- Stored data
━━━━━━━━━━━━━━━━━━━━

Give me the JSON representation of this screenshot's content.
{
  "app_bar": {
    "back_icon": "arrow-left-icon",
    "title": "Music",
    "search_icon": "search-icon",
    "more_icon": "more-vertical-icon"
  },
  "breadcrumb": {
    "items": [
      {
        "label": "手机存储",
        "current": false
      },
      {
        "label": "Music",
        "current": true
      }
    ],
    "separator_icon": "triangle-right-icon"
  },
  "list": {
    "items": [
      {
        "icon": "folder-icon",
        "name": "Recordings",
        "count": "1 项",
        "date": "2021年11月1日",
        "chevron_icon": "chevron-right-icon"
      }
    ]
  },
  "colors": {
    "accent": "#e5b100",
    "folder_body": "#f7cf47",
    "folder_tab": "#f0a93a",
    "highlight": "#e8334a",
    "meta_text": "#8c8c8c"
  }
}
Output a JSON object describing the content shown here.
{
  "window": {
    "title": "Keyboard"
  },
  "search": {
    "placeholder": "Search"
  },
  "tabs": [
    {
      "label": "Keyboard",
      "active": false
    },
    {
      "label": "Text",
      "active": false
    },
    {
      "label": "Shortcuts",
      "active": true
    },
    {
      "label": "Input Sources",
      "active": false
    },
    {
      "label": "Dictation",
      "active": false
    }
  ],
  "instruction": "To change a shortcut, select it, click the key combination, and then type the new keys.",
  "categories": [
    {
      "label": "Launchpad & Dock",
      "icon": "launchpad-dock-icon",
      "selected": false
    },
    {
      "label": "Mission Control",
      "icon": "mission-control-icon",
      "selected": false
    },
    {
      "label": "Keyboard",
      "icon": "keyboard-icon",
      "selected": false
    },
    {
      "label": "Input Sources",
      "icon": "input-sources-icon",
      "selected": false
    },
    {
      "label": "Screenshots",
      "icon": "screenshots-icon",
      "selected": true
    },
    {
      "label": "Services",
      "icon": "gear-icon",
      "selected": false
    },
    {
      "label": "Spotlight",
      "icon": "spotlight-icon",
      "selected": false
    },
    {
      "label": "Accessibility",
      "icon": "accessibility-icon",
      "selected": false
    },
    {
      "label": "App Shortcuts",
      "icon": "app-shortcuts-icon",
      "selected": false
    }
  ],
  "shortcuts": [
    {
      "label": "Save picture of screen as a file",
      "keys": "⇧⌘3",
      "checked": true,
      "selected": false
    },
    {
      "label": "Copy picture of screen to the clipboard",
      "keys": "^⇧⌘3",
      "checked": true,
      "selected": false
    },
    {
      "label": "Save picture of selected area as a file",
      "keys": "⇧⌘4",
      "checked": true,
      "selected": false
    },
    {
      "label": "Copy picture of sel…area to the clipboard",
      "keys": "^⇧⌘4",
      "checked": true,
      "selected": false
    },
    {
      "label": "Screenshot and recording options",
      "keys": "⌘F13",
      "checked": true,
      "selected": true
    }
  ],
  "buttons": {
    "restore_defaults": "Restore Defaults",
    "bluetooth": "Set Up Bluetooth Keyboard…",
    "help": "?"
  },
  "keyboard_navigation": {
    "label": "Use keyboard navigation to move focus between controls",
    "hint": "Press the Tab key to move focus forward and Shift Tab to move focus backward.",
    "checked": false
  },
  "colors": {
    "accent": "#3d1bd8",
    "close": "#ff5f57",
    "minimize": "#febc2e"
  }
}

━━━━━━━━━━━━━━━━━━━━

- TASK REQUIREMENTS
Pick out every line above that holds the word "move" and copy it.

- THE SOLUTION
    "label": "Use keyboard navigation to move focus between controls",
    "hint": "Press the Tab key to move focus forward and Shift Tab to move focus backward.",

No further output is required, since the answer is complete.